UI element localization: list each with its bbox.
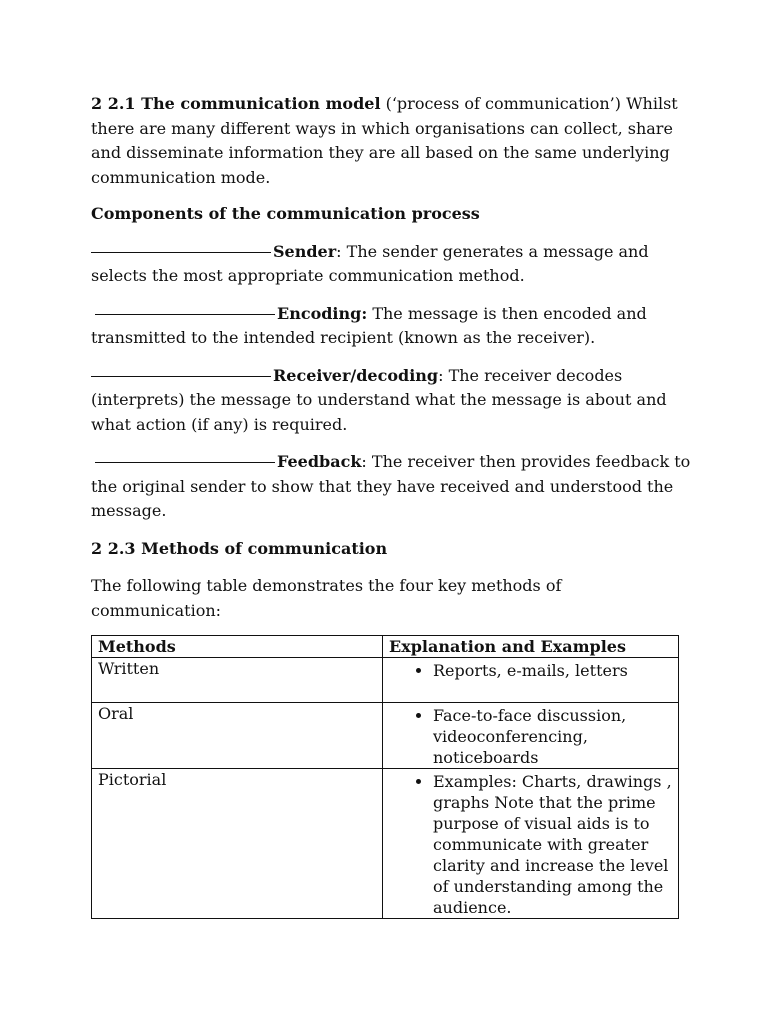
fill-in-blank-line bbox=[91, 251, 271, 253]
components-heading-text: Components of the communication process bbox=[91, 204, 480, 223]
method-cell: Oral bbox=[92, 703, 383, 769]
table-row bbox=[92, 769, 679, 919]
explanation-list bbox=[389, 705, 672, 768]
components-heading bbox=[91, 202, 691, 227]
list-item: • Examples: Charts, drawings , graphs Note that the prime purpose of visual aids is to communicate with greater clarity and increase the level of understanding among the audience. bbox=[433, 771, 672, 918]
component-separator: : bbox=[361, 452, 367, 471]
explanation-cell bbox=[383, 658, 679, 703]
table-row bbox=[92, 703, 679, 769]
document-content bbox=[91, 92, 691, 919]
list-item: • Face-to-face discussion, videoconferencing, noticeboards bbox=[433, 705, 672, 768]
methods-intro: The following table demonstrates the four key methods of communication: bbox=[91, 576, 562, 620]
explanation-list bbox=[389, 660, 672, 681]
table-header-row bbox=[92, 636, 679, 658]
explanation-cell bbox=[383, 703, 679, 769]
table-header-cell: Methods bbox=[92, 636, 383, 658]
component-receiver-decoding bbox=[91, 364, 691, 438]
fill-in-blank-line bbox=[95, 313, 275, 315]
fill-in-blank-line bbox=[95, 461, 275, 463]
section-heading-communication-model: 2 2.1 The communication model bbox=[91, 94, 381, 113]
communication-model-paragraph bbox=[91, 92, 691, 190]
component-term: Sender bbox=[273, 241, 337, 261]
fill-in-blank-line bbox=[91, 375, 271, 377]
methods-heading bbox=[91, 537, 691, 562]
component-separator: : bbox=[336, 241, 342, 261]
table-header-cell: Explanation and Examples bbox=[383, 636, 679, 658]
communication-model-text: (‘process of communication’) Whilst there are many different ways in which organisations can collect, share and disseminate information they are all based on the same underlying communication mode. bbox=[91, 94, 678, 187]
table-row bbox=[92, 658, 679, 703]
methods-heading-text: 2 2.3 Methods of communication bbox=[91, 538, 388, 558]
methods-table bbox=[91, 635, 679, 919]
component-description: The receiver then provides feedback to the original sender to show that they have received and understood the message. bbox=[91, 452, 691, 520]
component-term: Encoding: bbox=[277, 303, 368, 323]
component-term: Receiver/decoding bbox=[273, 365, 439, 385]
list-item: • Reports, e-mails, letters bbox=[433, 660, 672, 681]
explanation-list bbox=[389, 771, 672, 918]
component-feedback bbox=[91, 450, 691, 524]
component-term: Feedback bbox=[277, 452, 362, 471]
component-description: The receiver decodes (interprets) the message to understand what the message is about and what action (if any) is required. bbox=[91, 365, 667, 434]
component-sender bbox=[91, 240, 691, 289]
component-separator: : bbox=[438, 365, 444, 385]
method-cell: Written bbox=[92, 658, 383, 703]
component-description: The message is then encoded and transmitted to the intended recipient (known as the receiver). bbox=[91, 303, 647, 347]
component-description: The sender generates a message and selects the most appropriate communication method. bbox=[91, 241, 649, 285]
explanation-cell bbox=[383, 769, 679, 919]
method-cell: Pictorial bbox=[92, 769, 383, 919]
component-encoding bbox=[91, 302, 691, 351]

= = = =

Task details> Rewrite the items from the line containing "fill-in-blank-line bbox=[91, 251, 271, 253]" through the line containing "explanation-list bbox=[389, 705, 672, 768]", replacing "Oral" with "Spoken" and leaving all else unchanged.

Task output>
fill-in-blank-line bbox=[91, 251, 271, 253]
components-heading-text: Components of the communication process bbox=[91, 204, 480, 223]
method-cell: Spoken bbox=[92, 703, 383, 769]
table-row bbox=[92, 769, 679, 919]
explanation-list bbox=[389, 705, 672, 768]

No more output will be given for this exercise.